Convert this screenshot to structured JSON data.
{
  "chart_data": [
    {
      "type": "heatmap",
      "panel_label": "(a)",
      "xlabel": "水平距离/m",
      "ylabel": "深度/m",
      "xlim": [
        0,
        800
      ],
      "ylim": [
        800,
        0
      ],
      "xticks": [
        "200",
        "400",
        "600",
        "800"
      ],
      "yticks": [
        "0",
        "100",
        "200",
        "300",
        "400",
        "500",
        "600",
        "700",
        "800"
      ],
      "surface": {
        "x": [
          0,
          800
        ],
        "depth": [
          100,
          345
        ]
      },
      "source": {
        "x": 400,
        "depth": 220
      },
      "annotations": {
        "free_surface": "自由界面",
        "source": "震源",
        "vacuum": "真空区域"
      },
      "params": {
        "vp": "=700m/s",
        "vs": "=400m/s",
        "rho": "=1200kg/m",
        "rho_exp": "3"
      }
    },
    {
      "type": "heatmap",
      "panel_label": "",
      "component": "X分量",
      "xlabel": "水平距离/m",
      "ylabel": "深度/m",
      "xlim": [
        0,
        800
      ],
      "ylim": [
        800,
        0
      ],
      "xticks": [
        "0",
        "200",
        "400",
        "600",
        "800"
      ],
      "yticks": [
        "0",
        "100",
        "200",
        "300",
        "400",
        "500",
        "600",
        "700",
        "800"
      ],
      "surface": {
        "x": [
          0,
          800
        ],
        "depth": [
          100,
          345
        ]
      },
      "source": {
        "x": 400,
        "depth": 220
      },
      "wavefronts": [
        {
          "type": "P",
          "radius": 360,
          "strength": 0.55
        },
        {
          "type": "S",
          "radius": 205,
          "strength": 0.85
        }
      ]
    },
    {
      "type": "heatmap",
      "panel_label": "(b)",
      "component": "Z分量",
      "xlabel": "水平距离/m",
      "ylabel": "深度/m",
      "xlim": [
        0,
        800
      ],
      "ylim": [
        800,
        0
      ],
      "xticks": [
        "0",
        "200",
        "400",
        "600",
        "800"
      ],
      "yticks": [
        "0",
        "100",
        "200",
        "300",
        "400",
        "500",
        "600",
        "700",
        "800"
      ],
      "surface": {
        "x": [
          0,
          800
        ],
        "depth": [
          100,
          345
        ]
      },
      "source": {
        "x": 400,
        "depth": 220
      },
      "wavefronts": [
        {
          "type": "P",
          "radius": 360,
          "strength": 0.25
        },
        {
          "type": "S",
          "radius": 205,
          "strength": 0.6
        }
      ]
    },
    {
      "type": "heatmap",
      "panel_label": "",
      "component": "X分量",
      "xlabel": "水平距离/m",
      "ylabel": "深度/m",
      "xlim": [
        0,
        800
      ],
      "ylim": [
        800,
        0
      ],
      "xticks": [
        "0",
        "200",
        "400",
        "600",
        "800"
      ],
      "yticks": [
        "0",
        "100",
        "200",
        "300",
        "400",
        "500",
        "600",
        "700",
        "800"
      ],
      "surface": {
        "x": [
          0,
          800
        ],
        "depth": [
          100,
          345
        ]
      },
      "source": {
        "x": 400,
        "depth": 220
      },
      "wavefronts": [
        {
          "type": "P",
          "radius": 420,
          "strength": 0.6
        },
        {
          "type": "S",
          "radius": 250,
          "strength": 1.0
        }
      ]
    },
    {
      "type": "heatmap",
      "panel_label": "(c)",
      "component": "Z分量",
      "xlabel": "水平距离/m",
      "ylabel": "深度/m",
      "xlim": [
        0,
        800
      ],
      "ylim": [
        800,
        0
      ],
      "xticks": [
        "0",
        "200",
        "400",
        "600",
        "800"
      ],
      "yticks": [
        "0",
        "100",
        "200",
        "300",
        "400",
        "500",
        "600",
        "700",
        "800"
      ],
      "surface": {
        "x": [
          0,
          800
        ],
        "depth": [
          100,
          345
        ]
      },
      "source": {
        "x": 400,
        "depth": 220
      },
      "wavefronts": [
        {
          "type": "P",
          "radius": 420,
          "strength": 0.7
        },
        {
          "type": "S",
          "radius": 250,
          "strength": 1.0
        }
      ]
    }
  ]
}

◇ ◇ ◇

▸ WORK TO BE COMPLETED:
Would you restate each of the entries word for word?

▸ THE ANSWER:
Convert this screenshot to structured JSON data.
{
  "chart_data": [
    {
      "type": "heatmap",
      "panel_label": "(a)",
      "xlabel": "水平距离/m",
      "ylabel": "深度/m",
      "xlim": [
        0,
        800
      ],
      "ylim": [
        800,
        0
      ],
      "xticks": [
        "200",
        "400",
        "600",
        "800"
      ],
      "yticks": [
        "0",
        "100",
        "200",
        "300",
        "400",
        "500",
        "600",
        "700",
        "800"
      ],
      "surface": {
        "x": [
          0,
          800
        ],
        "depth": [
          100,
          345
        ]
      },
      "source": {
        "x": 400,
        "depth": 220
      },
      "annotations": {
        "free_surface": "自由界面",
        "source": "震源",
        "vacuum": "真空区域"
      },
      "params": {
        "vp": "=700m/s",
        "vs": "=400m/s",
        "rho": "=1200kg/m",
        "rho_exp": "3"
      }
    },
    {
      "type": "heatmap",
      "panel_label": "",
      "component": "X分量",
      "xlabel": "水平距离/m",
      "ylabel": "深度/m",
      "xlim": [
        0,
        800
      ],
      "ylim": [
        800,
        0
      ],
      "xticks": [
        "0",
        "200",
        "400",
        "600",
        "800"
      ],
      "yticks": [
        "0",
        "100",
        "200",
        "300",
        "400",
        "500",
        "600",
        "700",
        "800"
      ],
      "surface": {
        "x": [
          0,
          800
        ],
        "depth": [
          100,
          345
        ]
      },
      "source": {
        "x": 400,
        "depth": 220
      },
      "wavefronts": [
        {
          "type": "P",
          "radius": 360,
          "strength": 0.55
        },
        {
          "type": "S",
          "radius": 205,
          "strength": 0.85
        }
      ]
    },
    {
      "type": "heatmap",
      "panel_label": "(b)",
      "component": "Z分量",
      "xlabel": "水平距离/m",
      "ylabel": "深度/m",
      "xlim": [
        0,
        800
      ],
      "ylim": [
        800,
        0
      ],
      "xticks": [
        "0",
        "200",
        "400",
        "600",
        "800"
      ],
      "yticks": [
        "0",
        "100",
        "200",
        "300",
        "400",
        "500",
        "600",
        "700",
        "800"
      ],
      "surface": {
        "x": [
          0,
          800
        ],
        "depth": [
          100,
          345
        ]
      },
      "source": {
        "x": 400,
        "depth": 220
      },
      "wavefronts": [
        {
          "type": "P",
          "radius": 360,
          "strength": 0.25
        },
        {
          "type": "S",
          "radius": 205,
          "strength": 0.6
        }
      ]
    },
    {
      "type": "heatmap",
      "panel_label": "",
      "component": "X分量",
      "xlabel": "水平距离/m",
      "ylabel": "深度/m",
      "xlim": [
        0,
        800
      ],
      "ylim": [
        800,
        0
      ],
      "xticks": [
        "0",
        "200",
        "400",
        "600",
        "800"
      ],
      "yticks": [
        "0",
        "100",
        "200",
        "300",
        "400",
        "500",
        "600",
        "700",
        "800"
      ],
      "surface": {
        "x": [
          0,
          800
        ],
        "depth": [
          100,
          345
        ]
      },
      "source": {
        "x": 400,
        "depth": 220
      },
      "wavefronts": [
        {
          "type": "P",
          "radius": 420,
          "strength": 0.6
        },
        {
          "type": "S",
          "radius": 250,
          "strength": 1.0
        }
      ]
    },
    {
      "type": "heatmap",
      "panel_label": "(c)",
      "component": "Z分量",
      "xlabel": "水平距离/m",
      "ylabel": "深度/m",
      "xlim": [
        0,
        800
      ],
      "ylim": [
        800,
        0
      ],
      "xticks": [
        "0",
        "200",
        "400",
        "600",
        "800"
      ],
      "yticks": [
        "0",
        "100",
        "200",
        "300",
        "400",
        "500",
        "600",
        "700",
        "800"
      ],
      "surface": {
        "x": [
          0,
          800
        ],
        "depth": [
          100,
          345
        ]
      },
      "source": {
        "x": 400,
        "depth": 220
      },
      "wavefronts": [
        {
          "type": "P",
          "radius": 420,
          "strength": 0.7
        },
        {
          "type": "S",
          "radius": 250,
          "strength": 1.0
        }
      ]
    }
  ]
}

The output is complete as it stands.